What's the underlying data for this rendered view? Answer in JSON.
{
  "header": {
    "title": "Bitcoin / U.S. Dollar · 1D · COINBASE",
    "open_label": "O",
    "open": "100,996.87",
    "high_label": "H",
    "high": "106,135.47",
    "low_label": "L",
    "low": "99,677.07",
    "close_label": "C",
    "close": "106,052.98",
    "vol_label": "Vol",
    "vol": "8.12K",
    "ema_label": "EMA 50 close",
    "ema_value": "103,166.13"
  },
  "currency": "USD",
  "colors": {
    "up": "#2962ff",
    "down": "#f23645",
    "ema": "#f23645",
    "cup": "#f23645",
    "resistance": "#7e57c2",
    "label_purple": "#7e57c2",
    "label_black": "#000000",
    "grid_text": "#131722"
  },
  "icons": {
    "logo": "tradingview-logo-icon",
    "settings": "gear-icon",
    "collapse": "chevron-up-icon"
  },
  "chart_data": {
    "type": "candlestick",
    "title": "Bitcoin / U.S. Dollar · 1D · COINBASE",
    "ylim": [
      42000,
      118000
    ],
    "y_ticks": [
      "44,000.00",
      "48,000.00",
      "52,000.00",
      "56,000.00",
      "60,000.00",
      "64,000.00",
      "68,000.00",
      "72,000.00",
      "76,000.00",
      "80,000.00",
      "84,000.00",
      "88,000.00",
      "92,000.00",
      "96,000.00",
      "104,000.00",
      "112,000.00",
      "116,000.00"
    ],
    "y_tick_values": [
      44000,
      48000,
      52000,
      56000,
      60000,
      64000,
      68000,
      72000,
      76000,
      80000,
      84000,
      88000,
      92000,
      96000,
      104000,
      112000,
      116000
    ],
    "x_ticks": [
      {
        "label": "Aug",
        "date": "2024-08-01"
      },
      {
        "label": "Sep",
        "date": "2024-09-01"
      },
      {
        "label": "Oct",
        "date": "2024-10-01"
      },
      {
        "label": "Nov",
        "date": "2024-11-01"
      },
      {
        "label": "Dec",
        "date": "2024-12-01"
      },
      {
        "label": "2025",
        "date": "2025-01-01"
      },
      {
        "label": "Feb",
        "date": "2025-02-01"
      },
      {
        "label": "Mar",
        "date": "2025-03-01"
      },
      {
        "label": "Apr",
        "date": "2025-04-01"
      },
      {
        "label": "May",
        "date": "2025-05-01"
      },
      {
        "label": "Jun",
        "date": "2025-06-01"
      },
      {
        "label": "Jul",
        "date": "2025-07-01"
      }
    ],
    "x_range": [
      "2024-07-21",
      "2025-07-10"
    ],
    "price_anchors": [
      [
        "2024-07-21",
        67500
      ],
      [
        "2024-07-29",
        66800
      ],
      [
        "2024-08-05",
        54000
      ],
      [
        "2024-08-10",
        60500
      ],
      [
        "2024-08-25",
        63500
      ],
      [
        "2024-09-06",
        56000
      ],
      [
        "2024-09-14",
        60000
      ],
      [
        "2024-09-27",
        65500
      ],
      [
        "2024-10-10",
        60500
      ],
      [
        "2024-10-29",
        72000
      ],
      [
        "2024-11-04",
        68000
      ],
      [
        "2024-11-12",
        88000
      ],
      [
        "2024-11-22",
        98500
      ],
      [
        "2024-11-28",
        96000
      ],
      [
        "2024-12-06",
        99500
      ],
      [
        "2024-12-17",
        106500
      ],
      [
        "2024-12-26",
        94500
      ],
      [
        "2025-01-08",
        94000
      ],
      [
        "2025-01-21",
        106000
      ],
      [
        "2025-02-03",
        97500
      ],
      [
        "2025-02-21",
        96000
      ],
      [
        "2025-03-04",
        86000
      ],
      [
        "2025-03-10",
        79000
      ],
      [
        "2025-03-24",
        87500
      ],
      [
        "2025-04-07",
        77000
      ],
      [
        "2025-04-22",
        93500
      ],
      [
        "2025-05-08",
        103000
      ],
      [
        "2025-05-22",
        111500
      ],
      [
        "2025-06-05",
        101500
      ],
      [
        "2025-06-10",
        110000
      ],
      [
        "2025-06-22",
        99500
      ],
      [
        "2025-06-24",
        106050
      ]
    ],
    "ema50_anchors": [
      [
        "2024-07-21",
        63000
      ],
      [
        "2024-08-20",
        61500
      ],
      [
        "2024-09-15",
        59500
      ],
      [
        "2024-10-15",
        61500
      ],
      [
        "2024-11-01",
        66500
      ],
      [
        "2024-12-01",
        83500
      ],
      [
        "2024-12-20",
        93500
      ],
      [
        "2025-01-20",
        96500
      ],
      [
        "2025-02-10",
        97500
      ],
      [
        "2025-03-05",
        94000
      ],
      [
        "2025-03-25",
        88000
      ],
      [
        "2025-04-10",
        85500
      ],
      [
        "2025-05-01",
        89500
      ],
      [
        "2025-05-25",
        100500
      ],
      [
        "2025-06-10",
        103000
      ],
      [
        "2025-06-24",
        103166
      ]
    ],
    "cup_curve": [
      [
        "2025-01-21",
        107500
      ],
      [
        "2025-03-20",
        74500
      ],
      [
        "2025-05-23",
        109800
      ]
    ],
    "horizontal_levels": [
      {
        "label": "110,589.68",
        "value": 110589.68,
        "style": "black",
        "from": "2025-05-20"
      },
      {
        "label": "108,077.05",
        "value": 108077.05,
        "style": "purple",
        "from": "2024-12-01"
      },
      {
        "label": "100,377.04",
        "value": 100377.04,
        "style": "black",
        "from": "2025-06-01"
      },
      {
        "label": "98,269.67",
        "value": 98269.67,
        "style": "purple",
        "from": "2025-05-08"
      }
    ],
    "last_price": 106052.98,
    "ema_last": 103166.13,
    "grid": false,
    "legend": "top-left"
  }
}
•••
Given problem: Search the lines above for the string "date", then show every one that has it.

Answer to this exercise:
        "date": "2024-08-01"
        "date": "2024-09-01"
        "date": "2024-10-01"
        "date": "2024-11-01"
        "date": "2024-12-01"
        "date": "2025-01-01"
        "date": "2025-02-01"
        "date": "2025-03-01"
        "date": "2025-04-01"
        "date": "2025-05-01"
        "date": "2025-06-01"
        "date": "2025-07-01"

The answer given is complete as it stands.